> **Directive**
Exact copies are required of the lines from the line containing "Enumerate this screenshot's" through the final line of the listing, both included, and of no other lines.

Stored data:
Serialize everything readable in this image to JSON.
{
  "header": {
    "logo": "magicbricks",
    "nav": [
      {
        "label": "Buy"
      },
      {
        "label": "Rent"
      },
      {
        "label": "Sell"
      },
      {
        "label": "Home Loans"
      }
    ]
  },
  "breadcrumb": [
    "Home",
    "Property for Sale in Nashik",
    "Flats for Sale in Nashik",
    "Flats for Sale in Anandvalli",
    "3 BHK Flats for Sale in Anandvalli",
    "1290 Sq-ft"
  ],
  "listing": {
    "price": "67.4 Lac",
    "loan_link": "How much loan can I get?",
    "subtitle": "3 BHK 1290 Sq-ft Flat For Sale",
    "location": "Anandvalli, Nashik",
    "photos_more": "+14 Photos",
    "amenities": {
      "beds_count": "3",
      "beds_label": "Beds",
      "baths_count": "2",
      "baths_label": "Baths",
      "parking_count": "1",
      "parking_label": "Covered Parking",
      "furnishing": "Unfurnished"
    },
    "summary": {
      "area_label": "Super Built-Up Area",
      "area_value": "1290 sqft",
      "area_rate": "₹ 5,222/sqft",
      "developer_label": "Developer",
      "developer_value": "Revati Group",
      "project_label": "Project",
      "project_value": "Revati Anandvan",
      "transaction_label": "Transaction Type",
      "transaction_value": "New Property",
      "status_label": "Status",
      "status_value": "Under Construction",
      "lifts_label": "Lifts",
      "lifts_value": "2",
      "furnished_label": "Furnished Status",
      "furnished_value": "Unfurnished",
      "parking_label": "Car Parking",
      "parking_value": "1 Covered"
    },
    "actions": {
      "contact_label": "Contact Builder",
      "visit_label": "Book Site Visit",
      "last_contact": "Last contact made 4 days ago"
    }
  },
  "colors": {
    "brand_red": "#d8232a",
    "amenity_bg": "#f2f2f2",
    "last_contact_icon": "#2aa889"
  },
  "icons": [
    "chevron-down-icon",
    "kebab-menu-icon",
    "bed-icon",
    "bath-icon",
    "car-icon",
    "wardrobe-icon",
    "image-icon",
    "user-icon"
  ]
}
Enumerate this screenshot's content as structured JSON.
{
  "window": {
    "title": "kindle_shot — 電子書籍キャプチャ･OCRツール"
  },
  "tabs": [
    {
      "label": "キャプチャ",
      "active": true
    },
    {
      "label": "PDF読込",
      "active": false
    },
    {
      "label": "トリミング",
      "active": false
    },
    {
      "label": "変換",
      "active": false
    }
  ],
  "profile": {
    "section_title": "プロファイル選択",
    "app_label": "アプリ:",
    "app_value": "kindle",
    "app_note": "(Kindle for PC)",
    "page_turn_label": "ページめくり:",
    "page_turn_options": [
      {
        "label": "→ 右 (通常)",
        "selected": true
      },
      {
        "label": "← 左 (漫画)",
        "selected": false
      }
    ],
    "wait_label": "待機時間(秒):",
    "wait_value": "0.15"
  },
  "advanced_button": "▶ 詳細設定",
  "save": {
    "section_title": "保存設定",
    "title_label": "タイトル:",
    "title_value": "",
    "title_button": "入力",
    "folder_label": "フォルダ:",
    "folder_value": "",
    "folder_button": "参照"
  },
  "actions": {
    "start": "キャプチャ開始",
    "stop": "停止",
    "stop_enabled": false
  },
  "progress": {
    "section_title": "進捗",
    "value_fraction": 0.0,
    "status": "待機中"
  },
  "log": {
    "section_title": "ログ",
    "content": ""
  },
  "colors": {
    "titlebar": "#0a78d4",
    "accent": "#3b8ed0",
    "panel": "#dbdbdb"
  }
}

> **The response**
Enumerate this screenshot's content as structured JSON.
{
  "window": {
    "title": "kindle_shot — 電子書籍キャプチャ･OCRツール"
  },
  "tabs": [
    {
      "label": "キャプチャ",
      "active": true
    },
    {
      "label": "PDF読込",
      "active": false
    },
    {
      "label": "トリミング",
      "active": false
    },
    {
      "label": "変換",
      "active": false
    }
  ],
  "profile": {
    "section_title": "プロファイル選択",
    "app_label": "アプリ:",
    "app_value": "kindle",
    "app_note": "(Kindle for PC)",
    "page_turn_label": "ページめくり:",
    "page_turn_options": [
      {
        "label": "→ 右 (通常)",
        "selected": true
      },
      {
        "label": "← 左 (漫画)",
        "selected": false
      }
    ],
    "wait_label": "待機時間(秒):",
    "wait_value": "0.15"
  },
  "advanced_button": "▶ 詳細設定",
  "save": {
    "section_title": "保存設定",
    "title_label": "タイトル:",
    "title_value": "",
    "title_button": "入力",
    "folder_label": "フォルダ:",
    "folder_value": "",
    "folder_button": "参照"
  },
  "actions": {
    "start": "キャプチャ開始",
    "stop": "停止",
    "stop_enabled": false
  },
  "progress": {
    "section_title": "進捗",
    "value_fraction": 0.0,
    "status": "待機中"
  },
  "log": {
    "section_title": "ログ",
    "content": ""
  },
  "colors": {
    "titlebar": "#0a78d4",
    "accent": "#3b8ed0",
    "panel": "#dbdbdb"
  }
}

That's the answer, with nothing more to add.